# Exercise objective
The data below must be copied in full and without any change.

===== Records supplied

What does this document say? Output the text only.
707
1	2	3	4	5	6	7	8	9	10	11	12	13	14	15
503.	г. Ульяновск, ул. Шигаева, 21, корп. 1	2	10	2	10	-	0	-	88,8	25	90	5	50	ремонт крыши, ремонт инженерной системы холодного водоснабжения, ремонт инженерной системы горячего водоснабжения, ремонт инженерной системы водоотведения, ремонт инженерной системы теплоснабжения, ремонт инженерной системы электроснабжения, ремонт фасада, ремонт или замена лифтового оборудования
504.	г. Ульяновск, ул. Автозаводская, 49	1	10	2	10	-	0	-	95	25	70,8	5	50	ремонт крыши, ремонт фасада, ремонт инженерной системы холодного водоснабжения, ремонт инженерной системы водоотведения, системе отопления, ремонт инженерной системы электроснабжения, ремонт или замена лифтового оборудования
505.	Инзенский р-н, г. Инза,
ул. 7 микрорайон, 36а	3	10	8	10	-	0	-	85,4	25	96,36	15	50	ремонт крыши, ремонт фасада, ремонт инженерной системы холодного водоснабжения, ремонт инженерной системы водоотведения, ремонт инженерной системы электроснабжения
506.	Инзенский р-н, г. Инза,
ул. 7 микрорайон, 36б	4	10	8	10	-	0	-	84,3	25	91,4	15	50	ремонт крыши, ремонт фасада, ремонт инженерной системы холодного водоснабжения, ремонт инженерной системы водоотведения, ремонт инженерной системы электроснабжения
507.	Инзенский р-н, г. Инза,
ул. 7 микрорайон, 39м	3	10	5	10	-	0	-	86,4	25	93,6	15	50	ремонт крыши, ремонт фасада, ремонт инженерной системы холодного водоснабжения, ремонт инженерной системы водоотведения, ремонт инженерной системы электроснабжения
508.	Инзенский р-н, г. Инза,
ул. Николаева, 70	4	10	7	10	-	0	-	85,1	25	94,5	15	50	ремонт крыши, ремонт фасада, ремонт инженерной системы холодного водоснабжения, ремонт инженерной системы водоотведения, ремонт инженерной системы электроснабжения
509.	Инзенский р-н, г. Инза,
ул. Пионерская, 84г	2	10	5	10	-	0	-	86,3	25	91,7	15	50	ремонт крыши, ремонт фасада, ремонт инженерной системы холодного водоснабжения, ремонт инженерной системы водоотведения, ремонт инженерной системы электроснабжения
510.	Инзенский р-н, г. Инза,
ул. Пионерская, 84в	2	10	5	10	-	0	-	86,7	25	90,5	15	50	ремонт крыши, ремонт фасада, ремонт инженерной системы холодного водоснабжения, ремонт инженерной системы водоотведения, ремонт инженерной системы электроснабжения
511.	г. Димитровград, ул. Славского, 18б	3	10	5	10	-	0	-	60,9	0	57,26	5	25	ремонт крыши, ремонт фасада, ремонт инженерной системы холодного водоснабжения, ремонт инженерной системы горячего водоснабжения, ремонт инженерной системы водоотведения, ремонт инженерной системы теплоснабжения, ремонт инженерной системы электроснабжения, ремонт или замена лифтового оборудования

==========

# Answer
What does this document say? Output the text only.
707
1	2	3	4	5	6	7	8	9	10	11	12	13	14	15
503.	г. Ульяновск, ул. Шигаева, 21, корп. 1	2	10	2	10	-	0	-	88,8	25	90	5	50	ремонт крыши, ремонт инженерной системы холодного водоснабжения, ремонт инженерной системы горячего водоснабжения, ремонт инженерной системы водоотведения, ремонт инженерной системы теплоснабжения, ремонт инженерной системы электроснабжения, ремонт фасада, ремонт или замена лифтового оборудования
504.	г. Ульяновск, ул. Автозаводская, 49	1	10	2	10	-	0	-	95	25	70,8	5	50	ремонт крыши, ремонт фасада, ремонт инженерной системы холодного водоснабжения, ремонт инженерной системы водоотведения, системе отопления, ремонт инженерной системы электроснабжения, ремонт или замена лифтового оборудования
505.	Инзенский р-н, г. Инза,
ул. 7 микрорайон, 36а	3	10	8	10	-	0	-	85,4	25	96,36	15	50	ремонт крыши, ремонт фасада, ремонт инженерной системы холодного водоснабжения, ремонт инженерной системы водоотведения, ремонт инженерной системы электроснабжения
506.	Инзенский р-н, г. Инза,
ул. 7 микрорайон, 36б	4	10	8	10	-	0	-	84,3	25	91,4	15	50	ремонт крыши, ремонт фасада, ремонт инженерной системы холодного водоснабжения, ремонт инженерной системы водоотведения, ремонт инженерной системы электроснабжения
507.	Инзенский р-н, г. Инза,
ул. 7 микрорайон, 39м	3	10	5	10	-	0	-	86,4	25	93,6	15	50	ремонт крыши, ремонт фасада, ремонт инженерной системы холодного водоснабжения, ремонт инженерной системы водоотведения, ремонт инженерной системы электроснабжения
508.	Инзенский р-н, г. Инза,
ул. Николаева, 70	4	10	7	10	-	0	-	85,1	25	94,5	15	50	ремонт крыши, ремонт фасада, ремонт инженерной системы холодного водоснабжения, ремонт инженерной системы водоотведения, ремонт инженерной системы электроснабжения
509.	Инзенский р-н, г. Инза,
ул. Пионерская, 84г	2	10	5	10	-	0	-	86,3	25	91,7	15	50	ремонт крыши, ремонт фасада, ремонт инженерной системы холодного водоснабжения, ремонт инженерной системы водоотведения, ремонт инженерной системы электроснабжения
510.	Инзенский р-н, г. Инза,
ул. Пионерская, 84в	2	10	5	10	-	0	-	86,7	25	90,5	15	50	ремонт крыши, ремонт фасада, ремонт инженерной системы холодного водоснабжения, ремонт инженерной системы водоотведения, ремонт инженерной системы электроснабжения
511.	г. Димитровград, ул. Славского, 18б	3	10	5	10	-	0	-	60,9	0	57,26	5	25	ремонт крыши, ремонт фасада, ремонт инженерной системы холодного водоснабжения, ремонт инженерной системы горячего водоснабжения, ремонт инженерной системы водоотведения, ремонт инженерной системы теплоснабжения, ремонт инженерной системы электроснабжения, ремонт или замена лифтового оборудования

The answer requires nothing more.